DIRECTIONS:
Word for word, quote all of the material, omitting the pictures.
** Start of ENTRIES SUPPLIED **
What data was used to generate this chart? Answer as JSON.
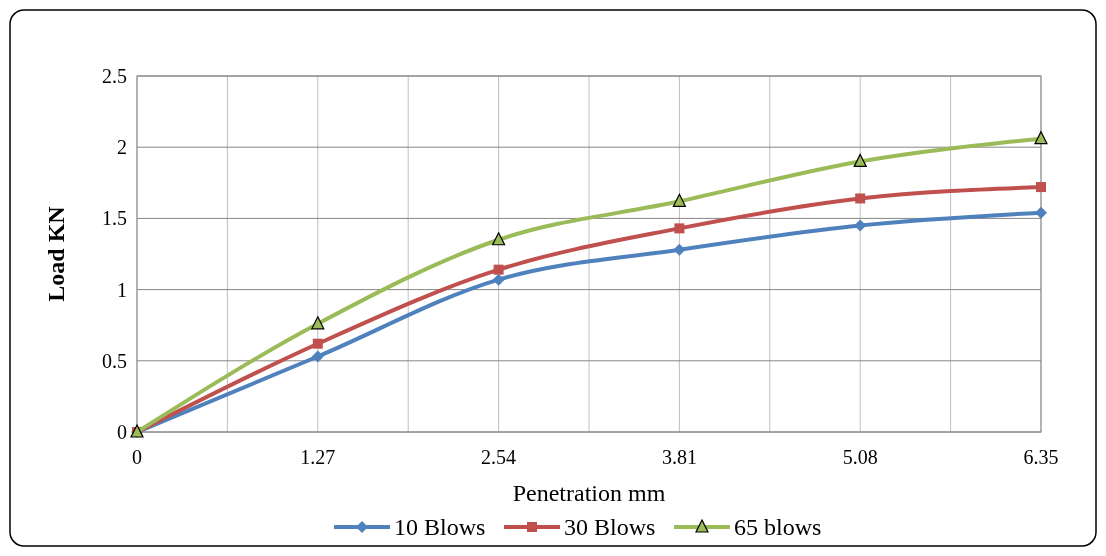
{
  "chart_data": {
    "type": "line",
    "xlabel": "Penetration mm",
    "ylabel": "Load KN",
    "x": [
      0,
      1.27,
      2.54,
      3.81,
      5.08,
      6.35
    ],
    "series": [
      {
        "name": "10 Blows",
        "color": "#4f81bd",
        "marker": "diamond",
        "values": [
          0,
          0.53,
          1.07,
          1.28,
          1.45,
          1.54
        ]
      },
      {
        "name": "30 Blows",
        "color": "#c0504d",
        "marker": "square",
        "values": [
          0,
          0.62,
          1.14,
          1.43,
          1.64,
          1.72
        ]
      },
      {
        "name": "65 blows",
        "color": "#9bbb59",
        "marker": "triangle",
        "values": [
          0,
          0.76,
          1.35,
          1.62,
          1.9,
          2.06
        ]
      }
    ],
    "xlim": [
      0,
      6.35
    ],
    "xticks": [
      0,
      {
        "value": 0.635,
        "label": null
      },
      1.27,
      {
        "value": 1.905,
        "label": null
      },
      2.54,
      {
        "value": 3.175,
        "label": null
      },
      3.81,
      {
        "value": 4.445,
        "label": null
      },
      5.08,
      {
        "value": 5.715,
        "label": null
      },
      6.35
    ],
    "ylim": [
      0,
      2.5
    ],
    "yticks": [
      0,
      0.5,
      1,
      1.5,
      2,
      2.5
    ],
    "grid": true,
    "legend": "bottom",
    "line_style": "solid"
  }
}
** End of ENTRIES SUPPLIED **
THE OUTPUT:
What data was used to generate this chart? Answer as JSON.
{
  "chart_data": {
    "type": "line",
    "xlabel": "Penetration mm",
    "ylabel": "Load KN",
    "x": [
      0,
      1.27,
      2.54,
      3.81,
      5.08,
      6.35
    ],
    "series": [
      {
        "name": "10 Blows",
        "color": "#4f81bd",
        "marker": "diamond",
        "values": [
          0,
          0.53,
          1.07,
          1.28,
          1.45,
          1.54
        ]
      },
      {
        "name": "30 Blows",
        "color": "#c0504d",
        "marker": "square",
        "values": [
          0,
          0.62,
          1.14,
          1.43,
          1.64,
          1.72
        ]
      },
      {
        "name": "65 blows",
        "color": "#9bbb59",
        "marker": "triangle",
        "values": [
          0,
          0.76,
          1.35,
          1.62,
          1.9,
          2.06
        ]
      }
    ],
    "xlim": [
      0,
      6.35
    ],
    "xticks": [
      0,
      {
        "value": 0.635,
        "label": null
      },
      1.27,
      {
        "value": 1.905,
        "label": null
      },
      2.54,
      {
        "value": 3.175,
        "label": null
      },
      3.81,
      {
        "value": 4.445,
        "label": null
      },
      5.08,
      {
        "value": 5.715,
        "label": null
      },
      6.35
    ],
    "ylim": [
      0,
      2.5
    ],
    "yticks": [
      0,
      0.5,
      1,
      1.5,
      2,
      2.5
    ],
    "grid": true,
    "legend": "bottom",
    "line_style": "solid"
  }
}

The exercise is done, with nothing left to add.